--- Information given ---
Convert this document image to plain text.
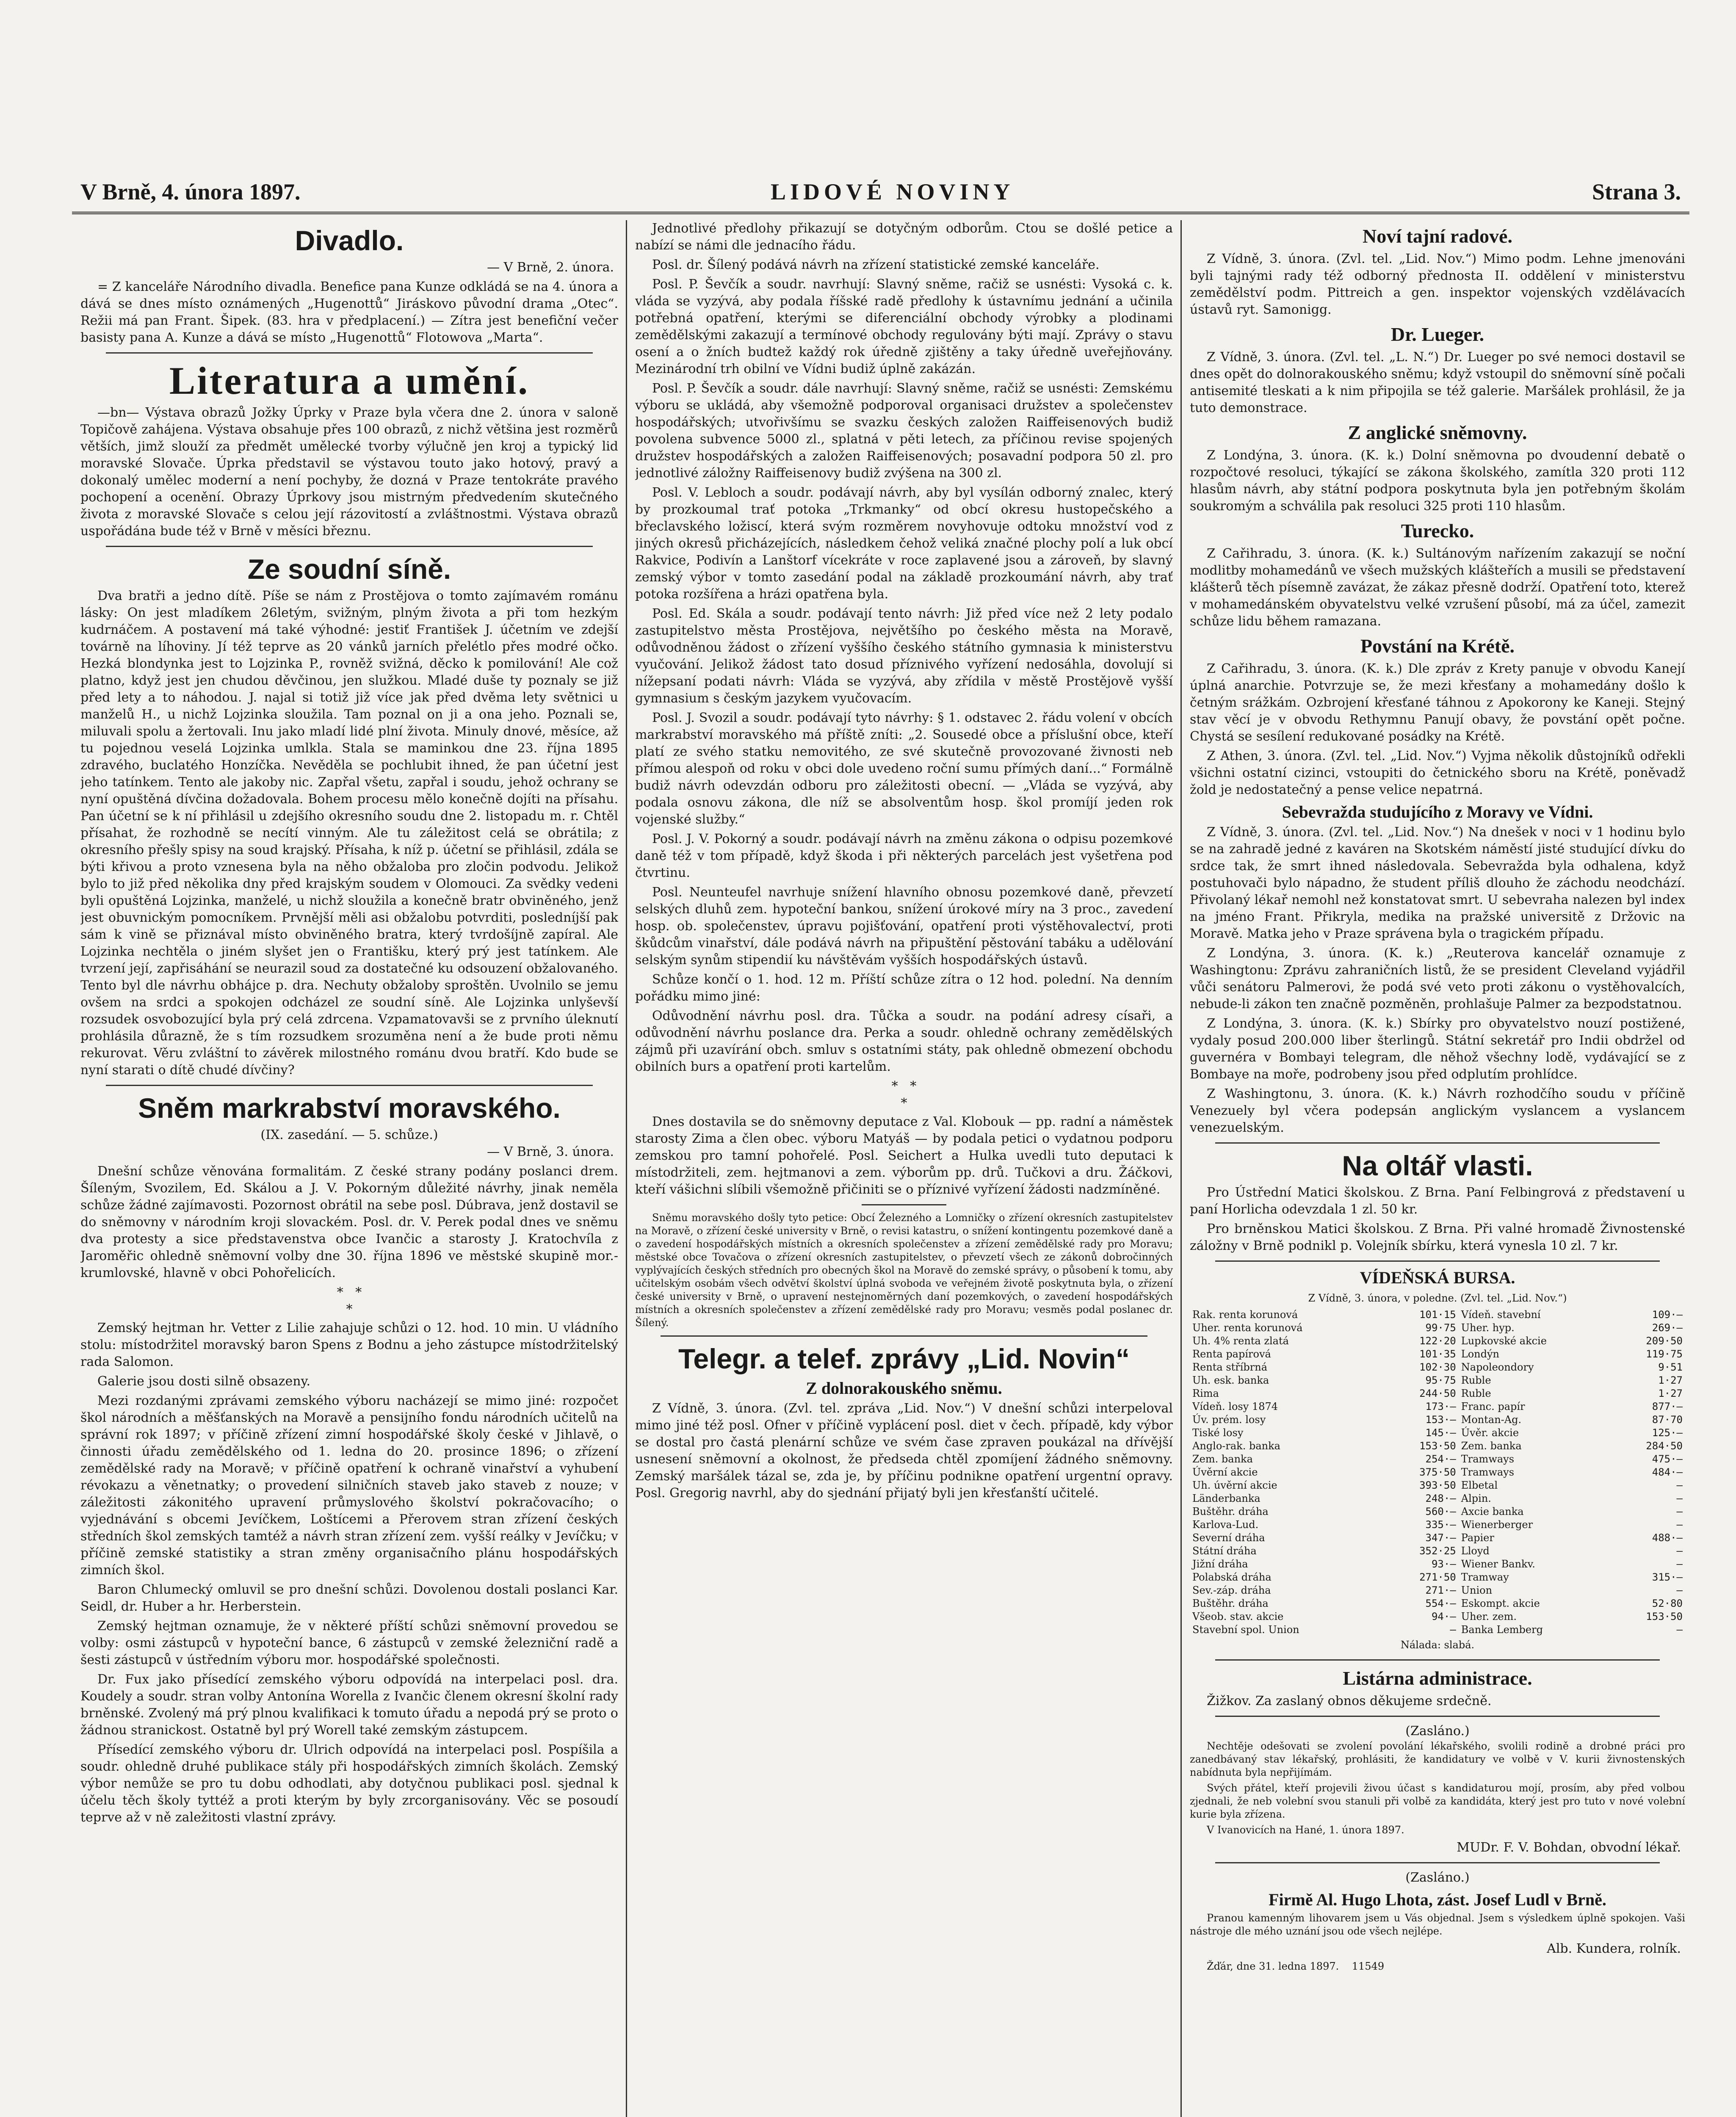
V Brně, 4. února 1897.	LIDOVÉ NOVINY	Strana 3.
Divadlo.
— V Brně, 2. února.

= Z kanceláře Národního divadla. Benefice pana Kunze odkládá se na 4. února a dává se dnes místo oznámených „Hugenottů“ Jiráskovo původní drama „Otec“. Režii má pan Frant. Šipek. (83. hra v předplacení.) — Zítra jest benefiční večer basisty pana A. Kunze a dává se místo „Hugenottů“ Flotowova „Marta“.

Literatura a umění.

—bn— Výstava obrazů Jožky Úprky v Praze byla včera dne 2. února v saloně Topičově zahájena. Výstava obsahuje přes 100 obrazů, z nichž většina jest rozměrů větších, jimž slouží za předmět umělecké tvorby výlučně jen kroj a typický lid moravské Slovače. Úprka představil se výstavou touto jako hotový, pravý a dokonalý umělec moderní a není pochyby, že dozná v Praze tentokráte pravého pochopení a ocenění. Obrazy Úprkovy jsou mistrným předvedením skutečného života z moravské Slovače s celou její rázovitostí a zvláštnostmi. Výstava obrazů uspořádána bude též v Brně v měsíci březnu.

Ze soudní síně.

Dva bratři a jedno dítě. Píše se nám z Prostějova o tomto zajímavém románu lásky: On jest mladíkem 26letým, svižným, plným života a při tom hezkým kudrnáčem. A postavení má také výhodné: jestiť František J. účetním ve zdejší továrně na líhoviny. Jí též teprve as 20 vánků jarních přelétlo přes modré očko. Hezká blondynka jest to Lojzinka P., rovněž svižná, děcko k pomilování! Ale což platno, když jest jen chudou děvčinou, jen služkou. Mladé duše ty poznaly se již před lety a to náhodou. J. najal si totiž již více jak před dvěma lety světnici u manželů H., u nichž Lojzinka sloužila. Tam poznal on ji a ona jeho. Poznali se, miluvali spolu a žertovali. Inu jako mladí lidé plní života. Minuly dnové, měsíce, až tu pojednou veselá Lojzinka umlkla. Stala se maminkou dne 23. října 1895 zdravého, buclatého Honzíčka. Nevěděla se pochlubit ihned, že pan účetní jest jeho tatínkem. Tento ale jakoby nic. Zapřal všetu, zapřal i soudu, jehož ochrany se nyní opuštěná dívčina dožadovala. Bohem procesu mělo konečně dojíti na přísahu. Pan účetní se k ní přihlásil u zdejšího okresního soudu dne 2. listopadu m. r. Chtěl přísahat, že rozhodně se necítí vinným. Ale tu záležitost celá se obrátila; z okresního přešly spisy na soud krajský. Přísaha, k níž p. účetní se přihlásil, zdála se býti křivou a proto vznesena byla na něho obžaloba pro zločin podvodu. Jelikož bylo to již před několika dny před krajským soudem v Olomouci. Za svědky vedeni byli opuštěná Lojzinka, manželé, u nichž sloužila a konečně bratr obviněného, jenž jest obuvnickým pomocníkem. Prvnější měli asi obžalobu potvrditi, posledníjší pak sám k vině se přiznával místo obviněného bratra, který tvrdošíjně zapíral. Ale Lojzinka nechtěla o jiném slyšet jen o Františku, který prý jest tatínkem. Ale tvrzení její, zapřisáhání se neurazil soud za dostatečné ku odsouzení obžalovaného. Tento byl dle návrhu obhájce p. dra. Nechuty obžaloby sproštěn. Uvolnilo se jemu ovšem na srdci a spokojen odcházel ze soudní síně. Ale Lojzinka unlyševší rozsudek osvobozující byla prý celá zdrcena. Vzpamatovavši se z prvního úleknutí prohlásila důrazně, že s tím rozsudkem srozuměna není a že bude proti němu rekurovat. Věru zvláštní to závěrek milostného románu dvou bratří. Kdo bude se nyní starati o dítě chudé dívčiny?

Sněm markrabství moravského.
(IX. zasedání. — 5. schůze.)
— V Brně, 3. února.

Dnešní schůze věnována formalitám. Z české strany podány poslanci drem. Šíleným, Svozilem, Ed. Skálou a J. V. Pokorným důležité návrhy, jinak neměla schůze žádné zajímavosti. Pozornost obrátil na sebe posl. Dúbrava, jenž dostavil se do sněmovny v národním kroji slovackém. Posl. dr. V. Perek podal dnes ve sněmu dva protesty a sice představenstva obce Ivančic a starosty J. Kratochvíla z Jaroměřic ohledně sněmovní volby dne 30. října 1896 ve městské skupině mor.-krumlovské, hlavně v obci Pohořelicích.

*   *
*

Zemský hejtman hr. Vetter z Lilie zahajuje schůzi o 12. hod. 10 min. U vládního stolu: místodržitel moravský baron Spens z Bodnu a jeho zástupce místodržitelský rada Salomon.

Galerie jsou dosti silně obsazeny.

Mezi rozdanými zprávami zemského výboru nacházejí se mimo jiné: rozpočet škol národních a měšťanských na Moravě a pensijního fondu národních učitelů na správní rok 1897; v příčině zřízení zimní hospodářské školy české v Jihlavě, o činnosti úřadu zemědělského od 1. ledna do 20. prosince 1896; o zřízení zemědělské rady na Moravě; v příčině opatření k ochraně vinařství a vyhubení révokazu a věnetnatky; o provedení silničních staveb jako staveb z nouze; v záležitosti zákonitého upravení průmyslového školství pokračovacího; o vyjednávání s obcemi Jevíčkem, Loštícemi a Přerovem stran zřízení českých středních škol zemských tamtéž a návrh stran zřízení zem. vyšší reálky v Jevíčku; v příčině zemské statistiky a stran změny organisačního plánu hospodářských zimních škol.

Baron Chlumecký omluvil se pro dnešní schůzi. Dovolenou dostali poslanci Kar. Seidl, dr. Huber a hr. Herberstein.

Zemský hejtman oznamuje, že v některé příští schůzi sněmovní provedou se volby: osmi zástupců v hypoteční bance, 6 zástupců v zemské železniční radě a šesti zástupců v ústředním výboru mor. hospodářské společnosti.

Dr. Fux jako přísedící zemského výboru odpovídá na interpelaci posl. dra. Koudely a soudr. stran volby Antonína Worella z Ivančic členem okresní školní rady brněnské. Zvolený má prý plnou kvalifikaci k tomuto úřadu a nepodá prý se proto o žádnou stranickost. Ostatně byl prý Worell také zemským zástupcem.

Přísedící zemského výboru dr. Ulrich odpovídá na interpelaci posl. Pospíšila a soudr. ohledně druhé publikace stály při hospodářských zimních školách. Zemský výbor nemůže se pro tu dobu odhodlati, aby dotyčnou publikaci posl. sjednal k účelu těch školy tyttéž a proti kterým by byly zrcorganisovány. Věc se posoudí teprve až v ně zaležitosti vlastní zprávy.

Jednotlivé předlohy přikazují se dotyčným odborům. Ctou se došlé petice a nabízí se námi dle jednacího řádu.

Posl. dr. Šílený podává návrh na zřízení statistické zemské kanceláře.

Posl. P. Ševčík a soudr. navrhují: Slavný sněme, račiž se usnésti: Vysoká c. k. vláda se vyzývá, aby podala říšské radě předlohy k ústavnímu jednání a učinila potřebná opatření, kterými se diferenciální obchody výrobky a plodinami zemědělskými zakazují a termínové obchody regulovány býti mají. Zprávy o stavu osení a o žních budtež každý rok úředně zjištěny a taky úředně uveřejňovány. Mezinárodní trh obilní ve Vídni budiž úplně zakázán.

Posl. P. Ševčík a soudr. dále navrhují: Slavný sněme, račiž se usnésti: Zemskému výboru se ukládá, aby všemožně podporoval organisaci družstev a společenstev hospodářských; utvořivšímu se svazku českých založen Raiffeisenových budiž povolena subvence 5000 zl., splatná v pěti letech, za příčinou revise spojených družstev hospodářských a založen Raiffeisenových; posavadní podpora 50 zl. pro jednotlivé záložny Raiffeisenovy budiž zvýšena na 300 zl.

Posl. V. Lebloch a soudr. podávají návrh, aby byl vysílán odborný znalec, který by prozkoumal trať potoka „Trkmanky“ od obcí okresu hustopečského a břeclavského ložiscí, která svým rozměrem novyhovuje odtoku množství vod z jiných okresů přicházejících, následkem čehož veliká značné plochy polí a luk obcí Rakvice, Podivín a Lanštorf vícekráte v roce zaplavené jsou a zároveň, by slavný zemský výbor v tomto zasedání podal na základě prozkoumání návrh, aby trať potoka rozšířena a hrázi opatřena byla.

Posl. Ed. Skála a soudr. podávají tento návrh: Již před více než 2 lety podalo zastupitelstvo města Prostějova, největšího po českého města na Moravě, odůvodněnou žádost o zřízení vyššího českého státního gymnasia k ministerstvu vyučování. Jelikož žádost tato dosud příznivého vyřízení nedosáhla, dovolují si nížepsaní podati návrh: Vláda se vyzývá, aby zřídila v městě Prostějově vyšší gymnasium s českým jazykem vyučovacím.

Posl. J. Svozil a soudr. podávají tyto návrhy: § 1. odstavec 2. řádu volení v obcích markrabství moravského má příště zníti: „2. Sousedé obce a příslušní obce, kteří platí ze svého statku nemovitého, ze své skutečně provozované živnosti neb přímou alespoň od roku v obci dole uvedeno roční sumu přímých daní...“ Formálně budiž návrh odevzdán odboru pro záležitosti obecní. — „Vláda se vyzývá, aby podala osnovu zákona, dle níž se absolventům hosp. škol promíjí jeden rok vojenské služby.“

Posl. J. V. Pokorný a soudr. podávají návrh na změnu zákona o odpisu pozemkové daně též v tom případě, když škoda i při některých parcelách jest vyšetřena pod čtvrtinu.

Posl. Neunteufel navrhuje snížení hlavního obnosu pozemkové daně, převzetí selských dluhů zem. hypoteční bankou, snížení úrokové míry na 3 proc., zavedení hosp. ob. společenstev, úpravu pojišťování, opatření proti výstěhovalectví, proti škůdcům vinařství, dále podává návrh na připuštění pěstování tabáku a udělování selským synům stipendií ku návštěvám vyšších hospodářských ústavů.

Schůze končí o 1. hod. 12 m. Příští schůze zítra o 12 hod. polední. Na denním pořádku mimo jiné:

Odůvodnění návrhu posl. dra. Tůčka a soudr. na podání adresy císaři, a odůvodnění návrhu poslance dra. Perka a soudr. ohledně ochrany zemědělských zájmů při uzavírání obch. smluv s ostatními státy, pak ohledně obmezení obchodu obilních burs a opatření proti kartelům.

*   *
*

Dnes dostavila se do sněmovny deputace z Val. Klobouk — pp. radní a náměstek starosty Zima a člen obec. výboru Matyáš — by podala petici o vydatnou podporu zemskou pro tamní pohořelé. Posl. Seichert a Hulka uvedli tuto deputaci k místodržiteli, zem. hejtmanovi a zem. výborům pp. drů. Tučkovi a dru. Žáčkovi, kteří vášichni slíbili všemožně přičiniti se o příznivé vyřízení žádosti nadzmíněné.

Sněmu moravského došly tyto petice: Obcí Železného a Lomničky o zřízení okresních zastupitelstev na Moravě, o zřízení české university v Brně, o revisi katastru, o snížení kontingentu pozemkové daně a o zavedení hospodářských místních a okresních společenstev a zřízení zemědělské rady pro Moravu; městské obce Tovačova o zřízení okresních zastupitelstev, o převzetí všech ze zákonů dobročinných vyplývajících českých středních pro obecných škol na Moravě do zemské správy, o působení k tomu, aby učitelským osobám všech odvětví školství úplná svoboda ve veřejném životě poskytnuta byla, o zřízení české university v Brně, o upravení nestejnoměrných daní pozemkových, o zavedení hospodářských místních a okresních společenstev a zřízení zemědělské rady pro Moravu; vesměs podal poslanec dr. Šílený.

Telegr. a telef. zprávy „Lid. Novin“
Z dolnorakouského sněmu.

Z Vídně, 3. února. (Zvl. tel. zpráva „Lid. Nov.“) V dnešní schůzi interpeloval mimo jiné též posl. Ofner v příčině vyplácení posl. diet v čech. případě, kdy výbor se dostal pro častá plenární schůze ve svém čase zpraven poukázal na dřívější usnesení sněmovní a okolnost, že předseda chtěl zpomíjení žádného sněmovny. Zemský maršálek tázal se, zda je, by příčinu podnikne opatření urgentní opravy. Posl. Gregorig navrhl, aby do sjednání přijatý byli jen křesťanští učitelé.

Noví tajní radové.

Z Vídně, 3. února. (Zvl. tel. „Lid. Nov.“) Mimo podm. Lehne jmenováni byli tajnými rady též odborný přednosta II. oddělení v ministerstvu zemědělství podm. Pittreich a gen. inspektor vojenských vzdělávacích ústavů ryt. Samonigg.

Dr. Lueger.

Z Vídně, 3. února. (Zvl. tel. „L. N.“) Dr. Lueger po své nemoci dostavil se dnes opět do dolnorakouského sněmu; když vstoupil do sněmovní síně počali antisemité tleskati a k nim připojila se též galerie. Maršálek prohlásil, že ja tuto demonstrace.

Z anglické sněmovny.

Z Londýna, 3. února. (K. k.) Dolní sněmovna po dvoudenní debatě o rozpočtové resoluci, týkající se zákona školského, zamítla 320 proti 112 hlasům návrh, aby státní podpora poskytnuta byla jen potřebným školám soukromým a schválila pak resoluci 325 proti 110 hlasům.

Turecko.

Z Cařihradu, 3. února. (K. k.) Sultánovým nařízením zakazují se noční modlitby mohamedánů ve všech mužských klášteřích a musili se představení klášterů těch písemně zavázat, že zákaz přesně dodrží. Opatření toto, kterež v mohamedánském obyvatelstvu velké vzrušení působí, má za účel, zamezit schůze lidu během ramazana.

Povstání na Krétě.

Z Cařihradu, 3. února. (K. k.) Dle zpráv z Krety panuje v obvodu Kanejí úplná anarchie. Potvrzuje se, že mezi křesťany a mohamedány došlo k četným srážkám. Ozbrojení křesťané táhnou z Apokorony ke Kaneji. Stejný stav věcí je v obvodu Rethymnu Panují obavy, že povstání opět počne. Chystá se sesílení redukované posádky na Krétě.

Z Athen, 3. února. (Zvl. tel. „Lid. Nov.“) Vyjma několik důstojníků odřekli všichni ostatní cizinci, vstoupiti do četnického sboru na Krétě, poněvadž žold je nedostatečný a pense velice nepatrná.

Sebevražda studujícího z Moravy ve Vídni.

Z Vídně, 3. února. (Zvl. tel. „Lid. Nov.“) Na dnešek v noci v 1 hodinu bylo se na zahradě jedné z kaváren na Skotském náměstí jisté studující dívku do srdce tak, že smrt ihned následovala. Sebevražda byla odhalena, když postuhovači bylo nápadno, že student příliš dlouho že záchodu neodchází. Přivolaný lékař nemohl než konstatovat smrt. U sebevraha nalezen byl index na jméno Frant. Přikryla, medika na pražské universitě z Držovic na Moravě. Matka jeho v Praze správena byla o tragickém případu.

Z Londýna, 3. února. (K. k.) „Reuterova kancelář oznamuje z Washingtonu: Zprávu zahraničních listů, že se president Cleveland vyjádřil vůči senátoru Palmerovi, že podá své veto proti zákonu o vystěhovalcích, nebude-li zákon ten značně pozměněn, prohlašuje Palmer za bezpodstatnou.

Z Londýna, 3. února. (K. k.) Sbírky pro obyvatelstvo nouzí postižené, vydaly posud 200.000 liber šterlingů. Státní sekretář pro Indii obdržel od guvernéra v Bombayi telegram, dle něhož všechny lodě, vydávající se z Bombaye na moře, podrobeny jsou před odplutím prohlídce.

Z Washingtonu, 3. února. (K. k.) Návrh rozhodčího soudu v příčině Venezuely byl včera podepsán anglickým vyslancem a vyslancem venezuelským.

Na oltář vlasti.

Pro Ústřední Matici školskou. Z Brna. Paní Felbingrová z představení u paní Horlicha odevzdala 1 zl. 50 kr.

Pro brněnskou Matici školskou. Z Brna. Při valné hromadě Živnostenské záložny v Brně podnikl p. Volejník sbírku, která vynesla 10 zl. 7 kr.

VÍDEŇSKÁ BURSA.
Z Vídně, 3. února, v poledne. (Zvl. tel. „Lid. Nov.“)
Rak. renta korunová	101·15	Vídeň. stavební	109·—
Uher. renta korunová	99·75	Uher. hyp.	269·—
Uh. 4% renta zlatá	122·20	Lupkovské akcie	209·50
Renta papírová	101·35	Londýn	119·75
Renta stříbrná	102·30	Napoleondory	9·51
Uh. esk. banka	95·75	Ruble	1·27
Rima	244·50	Ruble	1·27
Vídeň. losy 1874	173·—	Franc. papír	877·—
Úv. prém. losy	153·—	Montan-Ag.	87·70
Tiské losy	145·—	Úvěr. akcie	125·—
Anglo-rak. banka	153·50	Zem. banka	284·50
Zem. banka	254·—	Tramways	475·—
Úvěrní akcie	375·50	Tramways	484·—
Uh. úvěrní akcie	393·50	Elbetal	—
Länderbanka	248·—	Alpin.	—
Buštěhr. dráha	560·—	Axcie banka	—
Karlova-Lud.	335·—	Wienerberger	—
Severní dráha	347·—	Papier	488·—
Státní dráha	352·25	Lloyd	—
Jižní dráha	93·—	Wiener Bankv.	—
Polabská dráha	271·50	Tramway	315·—
Sev.-záp. dráha	271·—	Union	—
Buštěhr. dráha	554·—	Eskompt. akcie	52·80
Všeob. stav. akcie	94·—	Uher. zem.	153·50
Stavební spol. Union	—	Banka Lemberg	—
Nálada: slabá.
Listárna administrace.

Žižkov. Za zaslaný obnos děkujeme srdečně.

(Zasláno.)

Nechtěje odešovati se zvolení povolání lékařského, svolili rodině a drobné práci pro zanedbávaný stav lékařský, prohlásiti, že kandidatury ve volbě v V. kurii živnostenských nabídnuta byla nepřijímám.

Svých přátel, kteří projevili živou účast s kandidaturou mojí, prosím, aby před volbou zjednali, že neb volební svou stanuli při volbě za kandidáta, který jest pro tuto v nové volební kurie byla zřízena.

V Ivanovicích na Hané, 1. února 1897.

MUDr. F. V. Bohdan, obvodní lékař.
(Zasláno.)
Firmě Al. Hugo Lhota, zást. Josef Ludl v Brně.

Pranou kamenným lihovarem jsem u Vás objednal. Jsem s výsledkem úplně spokojen. Vaši nástroje dle mého uznání jsou ode všech nejlépe.

Alb. Kundera, rolník.

Žďár, dne 31. ledna 1897. 11549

--- Set task ---
Provide the count, and nothing else, of lines in the data above where the word "kanceláře" occurs.

--- Result of this exercise ---
2